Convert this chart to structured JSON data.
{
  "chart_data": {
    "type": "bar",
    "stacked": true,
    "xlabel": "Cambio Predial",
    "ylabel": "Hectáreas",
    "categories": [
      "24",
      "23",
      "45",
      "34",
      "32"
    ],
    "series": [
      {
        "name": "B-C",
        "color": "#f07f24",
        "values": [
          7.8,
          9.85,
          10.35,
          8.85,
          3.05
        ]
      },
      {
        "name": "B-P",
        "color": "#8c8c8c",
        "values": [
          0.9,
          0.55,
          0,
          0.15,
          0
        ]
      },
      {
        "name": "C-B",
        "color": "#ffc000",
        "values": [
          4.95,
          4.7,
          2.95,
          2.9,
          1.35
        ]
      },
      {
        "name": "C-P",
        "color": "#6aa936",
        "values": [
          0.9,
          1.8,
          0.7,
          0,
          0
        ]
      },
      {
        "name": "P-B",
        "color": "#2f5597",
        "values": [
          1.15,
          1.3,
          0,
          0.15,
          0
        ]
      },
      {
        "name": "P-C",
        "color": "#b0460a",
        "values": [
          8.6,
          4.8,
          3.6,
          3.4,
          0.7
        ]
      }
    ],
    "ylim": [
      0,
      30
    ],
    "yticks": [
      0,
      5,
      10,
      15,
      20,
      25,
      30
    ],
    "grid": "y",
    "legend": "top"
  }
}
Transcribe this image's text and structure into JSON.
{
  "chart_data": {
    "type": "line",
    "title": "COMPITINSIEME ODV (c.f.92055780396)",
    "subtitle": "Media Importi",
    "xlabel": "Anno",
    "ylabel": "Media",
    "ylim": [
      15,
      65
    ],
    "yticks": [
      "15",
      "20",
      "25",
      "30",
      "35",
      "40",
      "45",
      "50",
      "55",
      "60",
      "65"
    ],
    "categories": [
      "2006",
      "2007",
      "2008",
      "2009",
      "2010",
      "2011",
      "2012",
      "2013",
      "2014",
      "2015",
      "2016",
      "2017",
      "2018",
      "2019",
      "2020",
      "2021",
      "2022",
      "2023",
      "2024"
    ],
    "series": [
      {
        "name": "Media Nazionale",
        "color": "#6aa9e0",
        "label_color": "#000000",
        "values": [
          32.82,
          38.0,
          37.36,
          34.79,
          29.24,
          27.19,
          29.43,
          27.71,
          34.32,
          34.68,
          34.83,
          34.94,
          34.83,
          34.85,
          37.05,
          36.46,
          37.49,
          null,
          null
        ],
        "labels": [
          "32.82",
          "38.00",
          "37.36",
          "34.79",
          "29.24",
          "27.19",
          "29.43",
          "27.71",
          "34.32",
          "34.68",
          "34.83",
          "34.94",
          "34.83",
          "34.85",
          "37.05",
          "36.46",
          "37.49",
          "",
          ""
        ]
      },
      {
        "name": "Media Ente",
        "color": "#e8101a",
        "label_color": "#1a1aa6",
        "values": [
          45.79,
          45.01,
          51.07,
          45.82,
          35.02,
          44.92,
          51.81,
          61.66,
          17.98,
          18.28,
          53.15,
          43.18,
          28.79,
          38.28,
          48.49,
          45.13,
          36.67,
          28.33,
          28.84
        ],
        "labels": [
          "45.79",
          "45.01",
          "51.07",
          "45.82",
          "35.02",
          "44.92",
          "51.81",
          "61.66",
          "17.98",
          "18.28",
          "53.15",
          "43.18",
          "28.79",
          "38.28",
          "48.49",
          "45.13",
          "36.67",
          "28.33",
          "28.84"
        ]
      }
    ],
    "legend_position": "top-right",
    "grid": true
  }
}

What is being asked: All entries shown above should be printed again exactly.

Exercise answer:
Convert this chart to structured JSON data.
{
  "chart_data": {
    "type": "bar",
    "stacked": true,
    "xlabel": "Cambio Predial",
    "ylabel": "Hectáreas",
    "categories": [
      "24",
      "23",
      "45",
      "34",
      "32"
    ],
    "series": [
      {
        "name": "B-C",
        "color": "#f07f24",
        "values": [
          7.8,
          9.85,
          10.35,
          8.85,
          3.05
        ]
      },
      {
        "name": "B-P",
        "color": "#8c8c8c",
        "values": [
          0.9,
          0.55,
          0,
          0.15,
          0
        ]
      },
      {
        "name": "C-B",
        "color": "#ffc000",
        "values": [
          4.95,
          4.7,
          2.95,
          2.9,
          1.35
        ]
      },
      {
        "name": "C-P",
        "color": "#6aa936",
        "values": [
          0.9,
          1.8,
          0.7,
          0,
          0
        ]
      },
      {
        "name": "P-B",
        "color": "#2f5597",
        "values": [
          1.15,
          1.3,
          0,
          0.15,
          0
        ]
      },
      {
        "name": "P-C",
        "color": "#b0460a",
        "values": [
          8.6,
          4.8,
          3.6,
          3.4,
          0.7
        ]
      }
    ],
    "ylim": [
      0,
      30
    ],
    "yticks": [
      0,
      5,
      10,
      15,
      20,
      25,
      30
    ],
    "grid": "y",
    "legend": "top"
  }
}
Transcribe this image's text and structure into JSON.
{
  "chart_data": {
    "type": "line",
    "title": "COMPITINSIEME ODV (c.f.92055780396)",
    "subtitle": "Media Importi",
    "xlabel": "Anno",
    "ylabel": "Media",
    "ylim": [
      15,
      65
    ],
    "yticks": [
      "15",
      "20",
      "25",
      "30",
      "35",
      "40",
      "45",
      "50",
      "55",
      "60",
      "65"
    ],
    "categories": [
      "2006",
      "2007",
      "2008",
      "2009",
      "2010",
      "2011",
      "2012",
      "2013",
      "2014",
      "2015",
      "2016",
      "2017",
      "2018",
      "2019",
      "2020",
      "2021",
      "2022",
      "2023",
      "2024"
    ],
    "series": [
      {
        "name": "Media Nazionale",
        "color": "#6aa9e0",
        "label_color": "#000000",
        "values": [
          32.82,
          38.0,
          37.36,
          34.79,
          29.24,
          27.19,
          29.43,
          27.71,
          34.32,
          34.68,
          34.83,
          34.94,
          34.83,
          34.85,
          37.05,
          36.46,
          37.49,
          null,
          null
        ],
        "labels": [
          "32.82",
          "38.00",
          "37.36",
          "34.79",
          "29.24",
          "27.19",
          "29.43",
          "27.71",
          "34.32",
          "34.68",
          "34.83",
          "34.94",
          "34.83",
          "34.85",
          "37.05",
          "36.46",
          "37.49",
          "",
          ""
        ]
      },
      {
        "name": "Media Ente",
        "color": "#e8101a",
        "label_color": "#1a1aa6",
        "values": [
          45.79,
          45.01,
          51.07,
          45.82,
          35.02,
          44.92,
          51.81,
          61.66,
          17.98,
          18.28,
          53.15,
          43.18,
          28.79,
          38.28,
          48.49,
          45.13,
          36.67,
          28.33,
          28.84
        ],
        "labels": [
          "45.79",
          "45.01",
          "51.07",
          "45.82",
          "35.02",
          "44.92",
          "51.81",
          "61.66",
          "17.98",
          "18.28",
          "53.15",
          "43.18",
          "28.79",
          "38.28",
          "48.49",
          "45.13",
          "36.67",
          "28.33",
          "28.84"
        ]
      }
    ],
    "legend_position": "top-right",
    "grid": true
  }
}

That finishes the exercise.